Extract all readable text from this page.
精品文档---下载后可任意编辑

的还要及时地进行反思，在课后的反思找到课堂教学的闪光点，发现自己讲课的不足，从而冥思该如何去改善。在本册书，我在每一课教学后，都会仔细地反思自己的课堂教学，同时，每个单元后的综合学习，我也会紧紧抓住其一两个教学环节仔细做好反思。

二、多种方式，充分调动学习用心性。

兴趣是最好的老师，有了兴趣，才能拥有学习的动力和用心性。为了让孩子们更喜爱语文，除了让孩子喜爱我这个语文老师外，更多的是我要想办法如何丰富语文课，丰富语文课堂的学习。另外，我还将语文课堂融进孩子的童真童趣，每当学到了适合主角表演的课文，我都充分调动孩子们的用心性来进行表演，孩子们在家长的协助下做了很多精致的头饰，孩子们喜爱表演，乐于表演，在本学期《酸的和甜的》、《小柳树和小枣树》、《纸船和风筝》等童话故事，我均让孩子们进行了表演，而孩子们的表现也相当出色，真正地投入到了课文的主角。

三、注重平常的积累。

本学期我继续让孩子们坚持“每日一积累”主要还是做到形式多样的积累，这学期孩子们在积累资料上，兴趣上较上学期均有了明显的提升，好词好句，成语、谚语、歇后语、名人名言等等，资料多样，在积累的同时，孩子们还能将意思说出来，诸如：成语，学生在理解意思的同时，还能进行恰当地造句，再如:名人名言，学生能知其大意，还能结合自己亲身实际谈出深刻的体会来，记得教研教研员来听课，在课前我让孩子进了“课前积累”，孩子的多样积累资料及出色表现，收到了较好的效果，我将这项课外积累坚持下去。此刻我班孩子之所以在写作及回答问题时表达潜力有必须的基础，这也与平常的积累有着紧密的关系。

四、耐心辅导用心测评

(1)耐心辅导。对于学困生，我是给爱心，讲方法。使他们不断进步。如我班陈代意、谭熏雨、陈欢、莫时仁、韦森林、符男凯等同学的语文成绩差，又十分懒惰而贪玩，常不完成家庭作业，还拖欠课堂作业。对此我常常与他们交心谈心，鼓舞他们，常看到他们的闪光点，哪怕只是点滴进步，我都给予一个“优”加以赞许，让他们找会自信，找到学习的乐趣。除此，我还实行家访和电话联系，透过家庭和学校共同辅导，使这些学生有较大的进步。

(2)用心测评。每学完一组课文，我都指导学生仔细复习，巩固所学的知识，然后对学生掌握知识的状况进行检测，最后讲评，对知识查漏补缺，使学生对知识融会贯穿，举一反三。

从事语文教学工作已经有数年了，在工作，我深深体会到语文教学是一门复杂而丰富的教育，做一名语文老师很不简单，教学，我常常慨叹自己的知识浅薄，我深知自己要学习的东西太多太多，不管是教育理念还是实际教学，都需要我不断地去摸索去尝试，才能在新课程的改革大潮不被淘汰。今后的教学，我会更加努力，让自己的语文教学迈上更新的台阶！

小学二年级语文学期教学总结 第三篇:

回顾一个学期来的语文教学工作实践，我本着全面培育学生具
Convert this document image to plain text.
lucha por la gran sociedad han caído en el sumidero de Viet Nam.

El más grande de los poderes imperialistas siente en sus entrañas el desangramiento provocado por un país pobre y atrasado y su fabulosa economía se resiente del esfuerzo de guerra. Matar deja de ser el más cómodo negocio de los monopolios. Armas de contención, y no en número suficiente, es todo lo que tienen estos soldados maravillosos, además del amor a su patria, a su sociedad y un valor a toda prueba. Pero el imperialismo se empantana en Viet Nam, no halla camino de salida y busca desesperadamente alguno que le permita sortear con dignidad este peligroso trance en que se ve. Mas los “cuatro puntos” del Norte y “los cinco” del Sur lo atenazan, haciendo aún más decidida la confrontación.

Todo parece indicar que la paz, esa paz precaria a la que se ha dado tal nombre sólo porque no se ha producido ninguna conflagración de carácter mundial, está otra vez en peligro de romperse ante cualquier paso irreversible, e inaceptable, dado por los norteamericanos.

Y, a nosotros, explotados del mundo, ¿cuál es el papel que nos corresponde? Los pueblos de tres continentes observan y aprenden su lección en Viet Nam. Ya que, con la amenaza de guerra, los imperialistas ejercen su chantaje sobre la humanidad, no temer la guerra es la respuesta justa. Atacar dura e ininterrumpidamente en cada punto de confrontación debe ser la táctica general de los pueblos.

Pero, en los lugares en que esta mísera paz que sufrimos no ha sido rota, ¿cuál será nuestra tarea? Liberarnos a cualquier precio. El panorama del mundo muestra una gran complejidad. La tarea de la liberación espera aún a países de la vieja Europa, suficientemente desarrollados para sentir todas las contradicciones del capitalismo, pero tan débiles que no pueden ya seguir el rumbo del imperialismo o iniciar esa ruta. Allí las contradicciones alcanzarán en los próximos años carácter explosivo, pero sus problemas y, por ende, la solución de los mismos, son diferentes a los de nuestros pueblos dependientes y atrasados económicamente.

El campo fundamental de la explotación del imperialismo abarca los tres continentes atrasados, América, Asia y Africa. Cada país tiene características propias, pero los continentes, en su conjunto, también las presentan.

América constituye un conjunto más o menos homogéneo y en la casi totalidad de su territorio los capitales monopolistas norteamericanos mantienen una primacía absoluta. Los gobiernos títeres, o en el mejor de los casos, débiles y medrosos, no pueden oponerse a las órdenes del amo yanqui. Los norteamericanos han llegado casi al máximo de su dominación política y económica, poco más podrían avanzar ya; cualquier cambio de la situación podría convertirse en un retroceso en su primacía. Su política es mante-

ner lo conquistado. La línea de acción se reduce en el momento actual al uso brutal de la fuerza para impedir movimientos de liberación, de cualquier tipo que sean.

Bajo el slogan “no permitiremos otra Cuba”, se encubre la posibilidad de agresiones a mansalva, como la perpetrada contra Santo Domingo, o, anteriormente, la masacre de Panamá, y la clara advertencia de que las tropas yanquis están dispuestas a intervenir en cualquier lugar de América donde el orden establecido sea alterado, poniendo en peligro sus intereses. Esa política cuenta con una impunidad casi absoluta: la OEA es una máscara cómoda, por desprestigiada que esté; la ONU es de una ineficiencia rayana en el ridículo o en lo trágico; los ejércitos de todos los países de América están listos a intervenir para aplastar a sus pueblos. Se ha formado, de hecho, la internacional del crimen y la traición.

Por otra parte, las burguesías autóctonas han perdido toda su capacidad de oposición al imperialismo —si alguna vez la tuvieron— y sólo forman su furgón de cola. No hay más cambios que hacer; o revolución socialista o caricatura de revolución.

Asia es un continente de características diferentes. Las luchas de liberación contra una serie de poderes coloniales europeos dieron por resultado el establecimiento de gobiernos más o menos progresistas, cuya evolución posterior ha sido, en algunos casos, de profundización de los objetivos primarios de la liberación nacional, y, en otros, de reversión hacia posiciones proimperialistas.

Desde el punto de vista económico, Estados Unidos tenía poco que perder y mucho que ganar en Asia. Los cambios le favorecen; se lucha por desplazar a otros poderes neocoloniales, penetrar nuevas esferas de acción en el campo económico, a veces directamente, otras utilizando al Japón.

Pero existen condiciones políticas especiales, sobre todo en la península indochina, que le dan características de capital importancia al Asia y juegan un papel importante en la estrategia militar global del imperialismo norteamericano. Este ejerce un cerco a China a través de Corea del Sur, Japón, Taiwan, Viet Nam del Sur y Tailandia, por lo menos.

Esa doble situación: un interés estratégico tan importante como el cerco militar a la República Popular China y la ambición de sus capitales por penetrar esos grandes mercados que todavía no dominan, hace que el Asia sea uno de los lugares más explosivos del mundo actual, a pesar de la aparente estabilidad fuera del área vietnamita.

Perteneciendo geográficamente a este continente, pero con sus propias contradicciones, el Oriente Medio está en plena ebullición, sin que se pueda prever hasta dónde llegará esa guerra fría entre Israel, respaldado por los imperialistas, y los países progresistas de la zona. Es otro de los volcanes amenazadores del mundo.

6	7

## [SET PROBLEM]
Reproduce the complete set of lines precisely as supplied.

## [EXERCISE ANSWER]
Extract all readable text from this page.
精品文档---下载后可任意编辑

的还要及时地进行反思，在课后的反思找到课堂教学的闪光点，发现自己讲课的不足，从而冥思该如何去改善。在本册书，我在每一课教学后，都会仔细地反思自己的课堂教学，同时，每个单元后的综合学习，我也会紧紧抓住其一两个教学环节仔细做好反思。

二、多种方式，充分调动学习用心性。

兴趣是最好的老师，有了兴趣，才能拥有学习的动力和用心性。为了让孩子们更喜爱语文，除了让孩子喜爱我这个语文老师外，更多的是我要想办法如何丰富语文课，丰富语文课堂的学习。另外，我还将语文课堂融进孩子的童真童趣，每当学到了适合主角表演的课文，我都充分调动孩子们的用心性来进行表演，孩子们在家长的协助下做了很多精致的头饰，孩子们喜爱表演，乐于表演，在本学期《酸的和甜的》、《小柳树和小枣树》、《纸船和风筝》等童话故事，我均让孩子们进行了表演，而孩子们的表现也相当出色，真正地投入到了课文的主角。

三、注重平常的积累。

本学期我继续让孩子们坚持“每日一积累”主要还是做到形式多样的积累，这学期孩子们在积累资料上，兴趣上较上学期均有了明显的提升，好词好句，成语、谚语、歇后语、名人名言等等，资料多样，在积累的同时，孩子们还能将意思说出来，诸如：成语，学生在理解意思的同时，还能进行恰当地造句，再如:名人名言，学生能知其大意，还能结合自己亲身实际谈出深刻的体会来，记得教研教研员来听课，在课前我让孩子进了“课前积累”，孩子的多样积累资料及出色表现，收到了较好的效果，我将这项课外积累坚持下去。此刻我班孩子之所以在写作及回答问题时表达潜力有必须的基础，这也与平常的积累有着紧密的关系。

四、耐心辅导用心测评

(1)耐心辅导。对于学困生，我是给爱心，讲方法。使他们不断进步。如我班陈代意、谭熏雨、陈欢、莫时仁、韦森林、符男凯等同学的语文成绩差，又十分懒惰而贪玩，常不完成家庭作业，还拖欠课堂作业。对此我常常与他们交心谈心，鼓舞他们，常看到他们的闪光点，哪怕只是点滴进步，我都给予一个“优”加以赞许，让他们找会自信，找到学习的乐趣。除此，我还实行家访和电话联系，透过家庭和学校共同辅导，使这些学生有较大的进步。

(2)用心测评。每学完一组课文，我都指导学生仔细复习，巩固所学的知识，然后对学生掌握知识的状况进行检测，最后讲评，对知识查漏补缺，使学生对知识融会贯穿，举一反三。

从事语文教学工作已经有数年了，在工作，我深深体会到语文教学是一门复杂而丰富的教育，做一名语文老师很不简单，教学，我常常慨叹自己的知识浅薄，我深知自己要学习的东西太多太多，不管是教育理念还是实际教学，都需要我不断地去摸索去尝试，才能在新课程的改革大潮不被淘汰。今后的教学，我会更加努力，让自己的语文教学迈上更新的台阶！

小学二年级语文学期教学总结 第三篇:

回顾一个学期来的语文教学工作实践，我本着全面培育学生具
Convert this document image to plain text.
lucha por la gran sociedad han caído en el sumidero de Viet Nam.

El más grande de los poderes imperialistas siente en sus entrañas el desangramiento provocado por un país pobre y atrasado y su fabulosa economía se resiente del esfuerzo de guerra. Matar deja de ser el más cómodo negocio de los monopolios. Armas de contención, y no en número suficiente, es todo lo que tienen estos soldados maravillosos, además del amor a su patria, a su sociedad y un valor a toda prueba. Pero el imperialismo se empantana en Viet Nam, no halla camino de salida y busca desesperadamente alguno que le permita sortear con dignidad este peligroso trance en que se ve. Mas los “cuatro puntos” del Norte y “los cinco” del Sur lo atenazan, haciendo aún más decidida la confrontación.

Todo parece indicar que la paz, esa paz precaria a la que se ha dado tal nombre sólo porque no se ha producido ninguna conflagración de carácter mundial, está otra vez en peligro de romperse ante cualquier paso irreversible, e inaceptable, dado por los norteamericanos.

Y, a nosotros, explotados del mundo, ¿cuál es el papel que nos corresponde? Los pueblos de tres continentes observan y aprenden su lección en Viet Nam. Ya que, con la amenaza de guerra, los imperialistas ejercen su chantaje sobre la humanidad, no temer la guerra es la respuesta justa. Atacar dura e ininterrumpidamente en cada punto de confrontación debe ser la táctica general de los pueblos.

Pero, en los lugares en que esta mísera paz que sufrimos no ha sido rota, ¿cuál será nuestra tarea? Liberarnos a cualquier precio. El panorama del mundo muestra una gran complejidad. La tarea de la liberación espera aún a países de la vieja Europa, suficientemente desarrollados para sentir todas las contradicciones del capitalismo, pero tan débiles que no pueden ya seguir el rumbo del imperialismo o iniciar esa ruta. Allí las contradicciones alcanzarán en los próximos años carácter explosivo, pero sus problemas y, por ende, la solución de los mismos, son diferentes a los de nuestros pueblos dependientes y atrasados económicamente.

El campo fundamental de la explotación del imperialismo abarca los tres continentes atrasados, América, Asia y Africa. Cada país tiene características propias, pero los continentes, en su conjunto, también las presentan.

América constituye un conjunto más o menos homogéneo y en la casi totalidad de su territorio los capitales monopolistas norteamericanos mantienen una primacía absoluta. Los gobiernos títeres, o en el mejor de los casos, débiles y medrosos, no pueden oponerse a las órdenes del amo yanqui. Los norteamericanos han llegado casi al máximo de su dominación política y económica, poco más podrían avanzar ya; cualquier cambio de la situación podría convertirse en un retroceso en su primacía. Su política es mante-

ner lo conquistado. La línea de acción se reduce en el momento actual al uso brutal de la fuerza para impedir movimientos de liberación, de cualquier tipo que sean.

Bajo el slogan “no permitiremos otra Cuba”, se encubre la posibilidad de agresiones a mansalva, como la perpetrada contra Santo Domingo, o, anteriormente, la masacre de Panamá, y la clara advertencia de que las tropas yanquis están dispuestas a intervenir en cualquier lugar de América donde el orden establecido sea alterado, poniendo en peligro sus intereses. Esa política cuenta con una impunidad casi absoluta: la OEA es una máscara cómoda, por desprestigiada que esté; la ONU es de una ineficiencia rayana en el ridículo o en lo trágico; los ejércitos de todos los países de América están listos a intervenir para aplastar a sus pueblos. Se ha formado, de hecho, la internacional del crimen y la traición.

Por otra parte, las burguesías autóctonas han perdido toda su capacidad de oposición al imperialismo —si alguna vez la tuvieron— y sólo forman su furgón de cola. No hay más cambios que hacer; o revolución socialista o caricatura de revolución.

Asia es un continente de características diferentes. Las luchas de liberación contra una serie de poderes coloniales europeos dieron por resultado el establecimiento de gobiernos más o menos progresistas, cuya evolución posterior ha sido, en algunos casos, de profundización de los objetivos primarios de la liberación nacional, y, en otros, de reversión hacia posiciones proimperialistas.

Desde el punto de vista económico, Estados Unidos tenía poco que perder y mucho que ganar en Asia. Los cambios le favorecen; se lucha por desplazar a otros poderes neocoloniales, penetrar nuevas esferas de acción en el campo económico, a veces directamente, otras utilizando al Japón.

Pero existen condiciones políticas especiales, sobre todo en la península indochina, que le dan características de capital importancia al Asia y juegan un papel importante en la estrategia militar global del imperialismo norteamericano. Este ejerce un cerco a China a través de Corea del Sur, Japón, Taiwan, Viet Nam del Sur y Tailandia, por lo menos.

Esa doble situación: un interés estratégico tan importante como el cerco militar a la República Popular China y la ambición de sus capitales por penetrar esos grandes mercados que todavía no dominan, hace que el Asia sea uno de los lugares más explosivos del mundo actual, a pesar de la aparente estabilidad fuera del área vietnamita.

Perteneciendo geográficamente a este continente, pero con sus propias contradicciones, el Oriente Medio está en plena ebullición, sin que se pueda prever hasta dónde llegará esa guerra fría entre Israel, respaldado por los imperialistas, y los países progresistas de la zona. Es otro de los volcanes amenazadores del mundo.

6	7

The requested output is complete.